# START OF Raw data

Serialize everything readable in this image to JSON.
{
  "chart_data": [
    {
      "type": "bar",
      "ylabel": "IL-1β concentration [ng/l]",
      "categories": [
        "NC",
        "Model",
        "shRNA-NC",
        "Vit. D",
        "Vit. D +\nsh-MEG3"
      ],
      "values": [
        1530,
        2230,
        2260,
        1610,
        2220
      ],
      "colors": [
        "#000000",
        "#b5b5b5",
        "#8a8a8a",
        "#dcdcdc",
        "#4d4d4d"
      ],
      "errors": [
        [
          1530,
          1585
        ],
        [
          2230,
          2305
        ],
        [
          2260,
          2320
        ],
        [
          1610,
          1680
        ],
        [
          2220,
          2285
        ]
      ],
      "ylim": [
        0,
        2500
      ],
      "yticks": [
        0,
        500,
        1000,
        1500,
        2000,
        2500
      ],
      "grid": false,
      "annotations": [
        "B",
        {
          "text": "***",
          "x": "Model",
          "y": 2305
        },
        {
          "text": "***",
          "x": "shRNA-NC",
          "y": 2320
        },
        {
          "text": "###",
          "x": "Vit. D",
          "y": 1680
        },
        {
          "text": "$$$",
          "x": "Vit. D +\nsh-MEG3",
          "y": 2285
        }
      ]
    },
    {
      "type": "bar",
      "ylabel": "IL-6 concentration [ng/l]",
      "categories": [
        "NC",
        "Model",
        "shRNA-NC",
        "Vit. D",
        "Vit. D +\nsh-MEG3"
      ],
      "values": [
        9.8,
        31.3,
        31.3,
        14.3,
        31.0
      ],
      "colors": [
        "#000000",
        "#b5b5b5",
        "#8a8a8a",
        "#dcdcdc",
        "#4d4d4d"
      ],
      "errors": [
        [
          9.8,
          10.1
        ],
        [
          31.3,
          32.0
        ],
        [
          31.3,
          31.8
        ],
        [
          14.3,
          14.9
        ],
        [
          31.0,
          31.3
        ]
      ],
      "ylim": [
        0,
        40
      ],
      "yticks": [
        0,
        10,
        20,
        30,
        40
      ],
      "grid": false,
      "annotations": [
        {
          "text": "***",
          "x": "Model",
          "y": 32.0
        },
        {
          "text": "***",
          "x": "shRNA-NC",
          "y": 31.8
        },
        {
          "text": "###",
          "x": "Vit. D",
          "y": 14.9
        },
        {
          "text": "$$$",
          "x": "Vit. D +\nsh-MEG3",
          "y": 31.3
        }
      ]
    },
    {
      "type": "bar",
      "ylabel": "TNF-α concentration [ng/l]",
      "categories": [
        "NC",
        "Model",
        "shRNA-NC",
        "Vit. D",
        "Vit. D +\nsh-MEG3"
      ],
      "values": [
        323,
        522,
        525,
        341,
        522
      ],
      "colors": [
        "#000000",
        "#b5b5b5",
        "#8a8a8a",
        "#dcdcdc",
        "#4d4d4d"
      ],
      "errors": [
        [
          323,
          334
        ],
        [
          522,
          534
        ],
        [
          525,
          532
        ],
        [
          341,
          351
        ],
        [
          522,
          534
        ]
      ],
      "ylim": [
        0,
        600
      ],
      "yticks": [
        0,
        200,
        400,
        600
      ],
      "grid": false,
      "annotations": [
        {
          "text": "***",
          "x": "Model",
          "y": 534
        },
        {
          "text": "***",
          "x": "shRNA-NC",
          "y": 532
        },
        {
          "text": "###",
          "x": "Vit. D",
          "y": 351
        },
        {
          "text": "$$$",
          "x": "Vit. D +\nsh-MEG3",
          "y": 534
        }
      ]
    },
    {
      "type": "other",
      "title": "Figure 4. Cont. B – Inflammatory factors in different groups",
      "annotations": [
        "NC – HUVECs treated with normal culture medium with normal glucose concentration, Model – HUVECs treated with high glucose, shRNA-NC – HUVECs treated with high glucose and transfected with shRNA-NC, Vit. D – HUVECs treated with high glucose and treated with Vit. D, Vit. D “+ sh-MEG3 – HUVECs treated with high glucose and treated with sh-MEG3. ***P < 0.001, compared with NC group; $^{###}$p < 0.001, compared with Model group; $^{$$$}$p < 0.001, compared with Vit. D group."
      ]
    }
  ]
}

# END OF Raw data

Repeat the records above exactly, from the first line to the last.

:: Solution for this task ::
Serialize everything readable in this image to JSON.
{
  "chart_data": [
    {
      "type": "bar",
      "ylabel": "IL-1β concentration [ng/l]",
      "categories": [
        "NC",
        "Model",
        "shRNA-NC",
        "Vit. D",
        "Vit. D +\nsh-MEG3"
      ],
      "values": [
        1530,
        2230,
        2260,
        1610,
        2220
      ],
      "colors": [
        "#000000",
        "#b5b5b5",
        "#8a8a8a",
        "#dcdcdc",
        "#4d4d4d"
      ],
      "errors": [
        [
          1530,
          1585
        ],
        [
          2230,
          2305
        ],
        [
          2260,
          2320
        ],
        [
          1610,
          1680
        ],
        [
          2220,
          2285
        ]
      ],
      "ylim": [
        0,
        2500
      ],
      "yticks": [
        0,
        500,
        1000,
        1500,
        2000,
        2500
      ],
      "grid": false,
      "annotations": [
        "B",
        {
          "text": "***",
          "x": "Model",
          "y": 2305
        },
        {
          "text": "***",
          "x": "shRNA-NC",
          "y": 2320
        },
        {
          "text": "###",
          "x": "Vit. D",
          "y": 1680
        },
        {
          "text": "$$$",
          "x": "Vit. D +\nsh-MEG3",
          "y": 2285
        }
      ]
    },
    {
      "type": "bar",
      "ylabel": "IL-6 concentration [ng/l]",
      "categories": [
        "NC",
        "Model",
        "shRNA-NC",
        "Vit. D",
        "Vit. D +\nsh-MEG3"
      ],
      "values": [
        9.8,
        31.3,
        31.3,
        14.3,
        31.0
      ],
      "colors": [
        "#000000",
        "#b5b5b5",
        "#8a8a8a",
        "#dcdcdc",
        "#4d4d4d"
      ],
      "errors": [
        [
          9.8,
          10.1
        ],
        [
          31.3,
          32.0
        ],
        [
          31.3,
          31.8
        ],
        [
          14.3,
          14.9
        ],
        [
          31.0,
          31.3
        ]
      ],
      "ylim": [
        0,
        40
      ],
      "yticks": [
        0,
        10,
        20,
        30,
        40
      ],
      "grid": false,
      "annotations": [
        {
          "text": "***",
          "x": "Model",
          "y": 32.0
        },
        {
          "text": "***",
          "x": "shRNA-NC",
          "y": 31.8
        },
        {
          "text": "###",
          "x": "Vit. D",
          "y": 14.9
        },
        {
          "text": "$$$",
          "x": "Vit. D +\nsh-MEG3",
          "y": 31.3
        }
      ]
    },
    {
      "type": "bar",
      "ylabel": "TNF-α concentration [ng/l]",
      "categories": [
        "NC",
        "Model",
        "shRNA-NC",
        "Vit. D",
        "Vit. D +\nsh-MEG3"
      ],
      "values": [
        323,
        522,
        525,
        341,
        522
      ],
      "colors": [
        "#000000",
        "#b5b5b5",
        "#8a8a8a",
        "#dcdcdc",
        "#4d4d4d"
      ],
      "errors": [
        [
          323,
          334
        ],
        [
          522,
          534
        ],
        [
          525,
          532
        ],
        [
          341,
          351
        ],
        [
          522,
          534
        ]
      ],
      "ylim": [
        0,
        600
      ],
      "yticks": [
        0,
        200,
        400,
        600
      ],
      "grid": false,
      "annotations": [
        {
          "text": "***",
          "x": "Model",
          "y": 534
        },
        {
          "text": "***",
          "x": "shRNA-NC",
          "y": 532
        },
        {
          "text": "###",
          "x": "Vit. D",
          "y": 351
        },
        {
          "text": "$$$",
          "x": "Vit. D +\nsh-MEG3",
          "y": 534
        }
      ]
    },
    {
      "type": "other",
      "title": "Figure 4. Cont. B – Inflammatory factors in different groups",
      "annotations": [
        "NC – HUVECs treated with normal culture medium with normal glucose concentration, Model – HUVECs treated with high glucose, shRNA-NC – HUVECs treated with high glucose and transfected with shRNA-NC, Vit. D – HUVECs treated with high glucose and treated with Vit. D, Vit. D “+ sh-MEG3 – HUVECs treated with high glucose and treated with sh-MEG3. ***P < 0.001, compared with NC group; $^{###}$p < 0.001, compared with Model group; $^{$$$}$p < 0.001, compared with Vit. D group."
      ]
    }
  ]
}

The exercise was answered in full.